→ Description of the task
Copy all lines in which the word "retention" can be found.

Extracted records
+ + + + + + +

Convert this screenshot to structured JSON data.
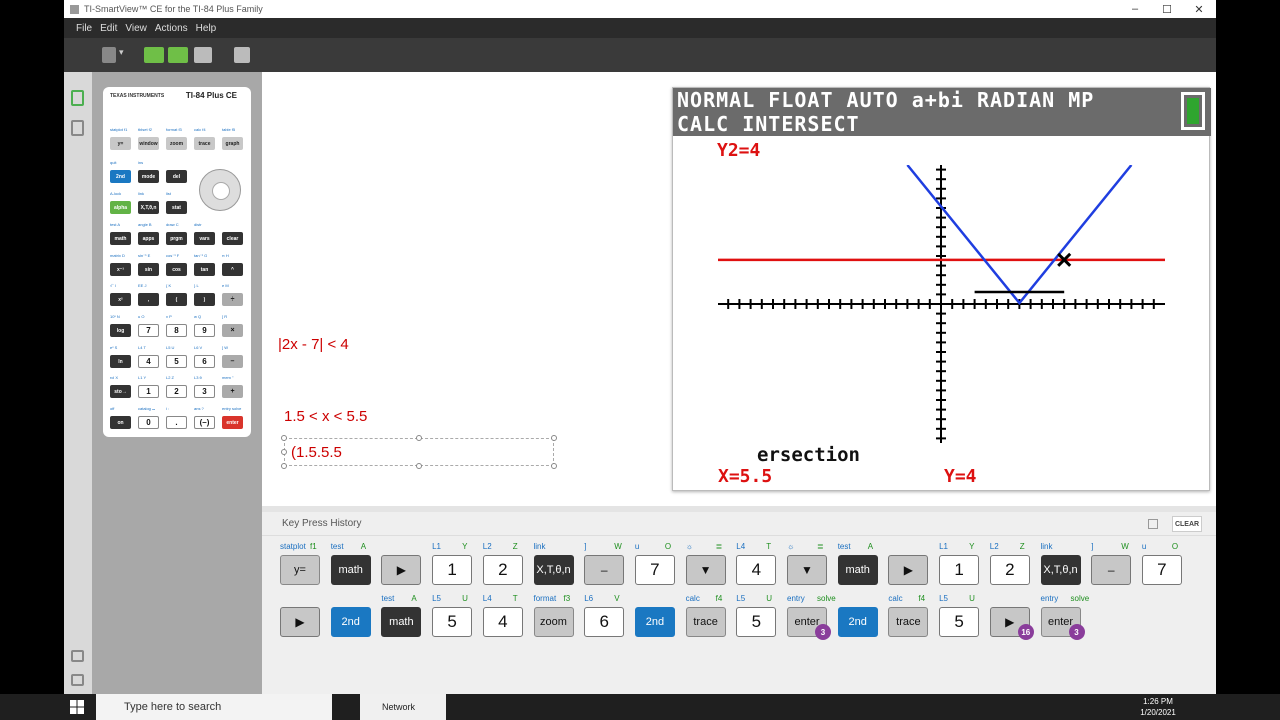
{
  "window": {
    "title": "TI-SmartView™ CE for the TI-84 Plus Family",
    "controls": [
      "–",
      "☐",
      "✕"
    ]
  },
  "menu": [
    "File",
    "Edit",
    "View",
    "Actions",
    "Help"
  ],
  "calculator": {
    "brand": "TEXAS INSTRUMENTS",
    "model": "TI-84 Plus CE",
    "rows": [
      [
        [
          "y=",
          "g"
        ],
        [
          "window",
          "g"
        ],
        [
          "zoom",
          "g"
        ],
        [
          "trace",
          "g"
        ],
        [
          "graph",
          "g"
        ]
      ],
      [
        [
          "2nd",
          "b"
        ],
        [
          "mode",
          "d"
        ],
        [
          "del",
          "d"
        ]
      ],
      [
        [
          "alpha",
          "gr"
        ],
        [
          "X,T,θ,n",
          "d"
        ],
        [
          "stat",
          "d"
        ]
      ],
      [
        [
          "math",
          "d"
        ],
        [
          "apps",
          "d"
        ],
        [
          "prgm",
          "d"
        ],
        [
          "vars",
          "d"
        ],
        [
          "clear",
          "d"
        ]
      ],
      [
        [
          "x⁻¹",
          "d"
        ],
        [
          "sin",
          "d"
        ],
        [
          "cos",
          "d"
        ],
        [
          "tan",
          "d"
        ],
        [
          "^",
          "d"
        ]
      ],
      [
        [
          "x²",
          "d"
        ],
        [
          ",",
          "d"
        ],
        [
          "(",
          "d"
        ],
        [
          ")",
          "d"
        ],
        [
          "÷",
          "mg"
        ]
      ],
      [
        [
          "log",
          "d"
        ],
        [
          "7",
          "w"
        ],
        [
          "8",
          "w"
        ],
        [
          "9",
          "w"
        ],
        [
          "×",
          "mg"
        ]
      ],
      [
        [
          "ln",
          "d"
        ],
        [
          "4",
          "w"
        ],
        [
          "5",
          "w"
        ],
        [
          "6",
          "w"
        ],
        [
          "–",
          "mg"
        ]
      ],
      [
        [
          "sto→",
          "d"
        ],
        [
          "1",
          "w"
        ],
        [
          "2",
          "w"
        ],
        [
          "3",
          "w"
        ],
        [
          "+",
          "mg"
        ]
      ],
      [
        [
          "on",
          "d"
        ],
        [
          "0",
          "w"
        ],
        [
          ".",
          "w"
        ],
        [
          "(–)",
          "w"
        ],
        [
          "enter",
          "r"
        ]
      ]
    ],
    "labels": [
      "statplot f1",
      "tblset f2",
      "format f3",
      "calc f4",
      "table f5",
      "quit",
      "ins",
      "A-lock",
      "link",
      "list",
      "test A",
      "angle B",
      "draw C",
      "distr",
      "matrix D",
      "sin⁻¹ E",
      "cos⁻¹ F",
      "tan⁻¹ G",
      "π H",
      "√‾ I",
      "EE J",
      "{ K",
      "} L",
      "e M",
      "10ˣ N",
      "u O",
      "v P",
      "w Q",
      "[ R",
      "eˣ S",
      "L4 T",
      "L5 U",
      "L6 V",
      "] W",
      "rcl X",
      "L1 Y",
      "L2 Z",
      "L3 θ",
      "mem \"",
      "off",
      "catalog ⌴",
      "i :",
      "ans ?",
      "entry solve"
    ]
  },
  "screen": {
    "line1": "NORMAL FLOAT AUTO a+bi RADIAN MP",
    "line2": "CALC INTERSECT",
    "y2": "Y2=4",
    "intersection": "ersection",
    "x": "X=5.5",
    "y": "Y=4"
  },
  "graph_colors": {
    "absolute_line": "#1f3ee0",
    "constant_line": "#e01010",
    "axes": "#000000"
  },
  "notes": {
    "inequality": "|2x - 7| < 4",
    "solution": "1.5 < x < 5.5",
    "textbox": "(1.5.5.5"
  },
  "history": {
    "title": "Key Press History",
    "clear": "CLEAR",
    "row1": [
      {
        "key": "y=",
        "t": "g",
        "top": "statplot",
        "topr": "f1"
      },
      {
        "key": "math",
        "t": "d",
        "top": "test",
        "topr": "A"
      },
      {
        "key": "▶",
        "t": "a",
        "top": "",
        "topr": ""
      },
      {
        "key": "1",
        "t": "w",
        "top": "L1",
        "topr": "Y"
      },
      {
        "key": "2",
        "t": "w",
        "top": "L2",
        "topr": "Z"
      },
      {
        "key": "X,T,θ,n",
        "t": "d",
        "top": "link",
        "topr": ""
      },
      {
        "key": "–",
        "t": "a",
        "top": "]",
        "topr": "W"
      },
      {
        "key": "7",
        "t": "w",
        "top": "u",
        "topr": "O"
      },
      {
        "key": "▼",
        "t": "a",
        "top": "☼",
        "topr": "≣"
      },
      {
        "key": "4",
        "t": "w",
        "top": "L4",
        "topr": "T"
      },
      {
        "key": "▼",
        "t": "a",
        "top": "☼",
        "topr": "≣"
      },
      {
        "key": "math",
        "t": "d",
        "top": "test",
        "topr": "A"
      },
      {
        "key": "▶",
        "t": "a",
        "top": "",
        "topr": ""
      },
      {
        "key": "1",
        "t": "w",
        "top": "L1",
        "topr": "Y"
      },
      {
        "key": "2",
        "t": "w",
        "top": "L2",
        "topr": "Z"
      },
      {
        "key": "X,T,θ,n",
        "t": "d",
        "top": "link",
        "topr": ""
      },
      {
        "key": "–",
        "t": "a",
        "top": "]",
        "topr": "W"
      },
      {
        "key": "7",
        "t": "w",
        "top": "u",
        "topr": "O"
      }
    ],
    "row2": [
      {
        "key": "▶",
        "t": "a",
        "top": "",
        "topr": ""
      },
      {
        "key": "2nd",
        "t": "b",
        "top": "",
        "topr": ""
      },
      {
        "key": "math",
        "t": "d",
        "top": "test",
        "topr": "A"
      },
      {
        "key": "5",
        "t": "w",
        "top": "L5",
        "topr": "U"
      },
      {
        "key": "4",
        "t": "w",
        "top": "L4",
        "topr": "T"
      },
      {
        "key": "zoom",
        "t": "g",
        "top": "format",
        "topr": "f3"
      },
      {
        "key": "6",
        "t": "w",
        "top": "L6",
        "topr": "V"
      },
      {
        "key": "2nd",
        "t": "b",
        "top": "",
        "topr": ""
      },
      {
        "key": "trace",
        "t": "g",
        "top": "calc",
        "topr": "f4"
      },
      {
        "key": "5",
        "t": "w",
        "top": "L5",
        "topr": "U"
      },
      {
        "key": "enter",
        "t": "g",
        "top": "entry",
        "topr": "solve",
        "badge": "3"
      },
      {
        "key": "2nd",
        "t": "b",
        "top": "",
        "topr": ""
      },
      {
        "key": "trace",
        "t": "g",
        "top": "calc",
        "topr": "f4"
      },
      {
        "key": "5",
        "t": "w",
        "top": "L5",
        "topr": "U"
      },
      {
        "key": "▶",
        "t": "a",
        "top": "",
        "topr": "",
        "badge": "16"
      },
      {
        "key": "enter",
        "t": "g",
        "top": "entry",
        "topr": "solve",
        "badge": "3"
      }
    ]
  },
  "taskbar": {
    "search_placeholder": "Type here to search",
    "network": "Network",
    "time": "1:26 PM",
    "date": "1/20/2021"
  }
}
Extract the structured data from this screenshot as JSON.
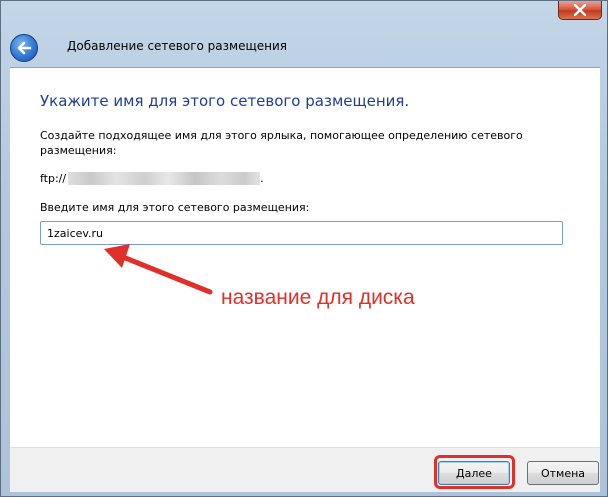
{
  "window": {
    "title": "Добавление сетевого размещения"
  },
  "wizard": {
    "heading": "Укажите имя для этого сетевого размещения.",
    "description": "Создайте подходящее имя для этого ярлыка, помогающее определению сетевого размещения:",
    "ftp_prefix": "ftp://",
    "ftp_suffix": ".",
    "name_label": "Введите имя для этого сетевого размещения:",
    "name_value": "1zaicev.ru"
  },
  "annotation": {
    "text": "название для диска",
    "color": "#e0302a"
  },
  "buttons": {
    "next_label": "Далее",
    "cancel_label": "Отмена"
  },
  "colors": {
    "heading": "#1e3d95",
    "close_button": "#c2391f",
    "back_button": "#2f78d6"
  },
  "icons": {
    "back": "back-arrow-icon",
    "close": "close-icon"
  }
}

+ + + + + + +

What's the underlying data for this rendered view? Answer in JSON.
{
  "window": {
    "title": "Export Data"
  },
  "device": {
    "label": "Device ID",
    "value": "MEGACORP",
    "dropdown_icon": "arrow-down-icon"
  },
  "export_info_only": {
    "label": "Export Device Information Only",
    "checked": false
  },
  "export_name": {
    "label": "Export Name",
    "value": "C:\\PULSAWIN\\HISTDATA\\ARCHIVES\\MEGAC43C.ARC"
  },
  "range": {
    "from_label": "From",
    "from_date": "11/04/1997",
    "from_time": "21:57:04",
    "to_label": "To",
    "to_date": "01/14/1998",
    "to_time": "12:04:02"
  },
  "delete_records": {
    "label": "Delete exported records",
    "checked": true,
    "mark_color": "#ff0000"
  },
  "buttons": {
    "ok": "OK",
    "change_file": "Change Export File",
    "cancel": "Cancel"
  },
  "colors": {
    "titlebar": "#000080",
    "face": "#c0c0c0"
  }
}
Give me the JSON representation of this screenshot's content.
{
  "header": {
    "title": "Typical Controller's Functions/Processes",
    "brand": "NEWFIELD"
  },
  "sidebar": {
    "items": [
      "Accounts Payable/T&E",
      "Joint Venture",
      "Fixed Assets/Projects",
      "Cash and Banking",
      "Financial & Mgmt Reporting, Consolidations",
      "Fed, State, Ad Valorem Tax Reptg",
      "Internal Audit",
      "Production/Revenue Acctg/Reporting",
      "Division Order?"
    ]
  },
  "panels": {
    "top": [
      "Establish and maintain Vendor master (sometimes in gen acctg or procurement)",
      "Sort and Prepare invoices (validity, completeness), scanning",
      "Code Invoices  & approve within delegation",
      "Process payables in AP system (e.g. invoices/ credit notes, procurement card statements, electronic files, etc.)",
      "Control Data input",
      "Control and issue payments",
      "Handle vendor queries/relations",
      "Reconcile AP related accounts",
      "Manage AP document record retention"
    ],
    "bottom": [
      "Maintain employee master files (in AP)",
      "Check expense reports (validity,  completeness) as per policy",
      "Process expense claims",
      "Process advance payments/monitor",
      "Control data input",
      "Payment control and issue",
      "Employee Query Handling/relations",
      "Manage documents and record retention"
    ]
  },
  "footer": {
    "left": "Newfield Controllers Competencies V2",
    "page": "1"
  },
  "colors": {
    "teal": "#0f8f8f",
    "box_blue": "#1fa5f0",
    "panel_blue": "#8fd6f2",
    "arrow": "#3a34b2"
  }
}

+ + + + + + +

→ Output for this task
      "Manage AP document record retention"
      "Manage documents and record retention"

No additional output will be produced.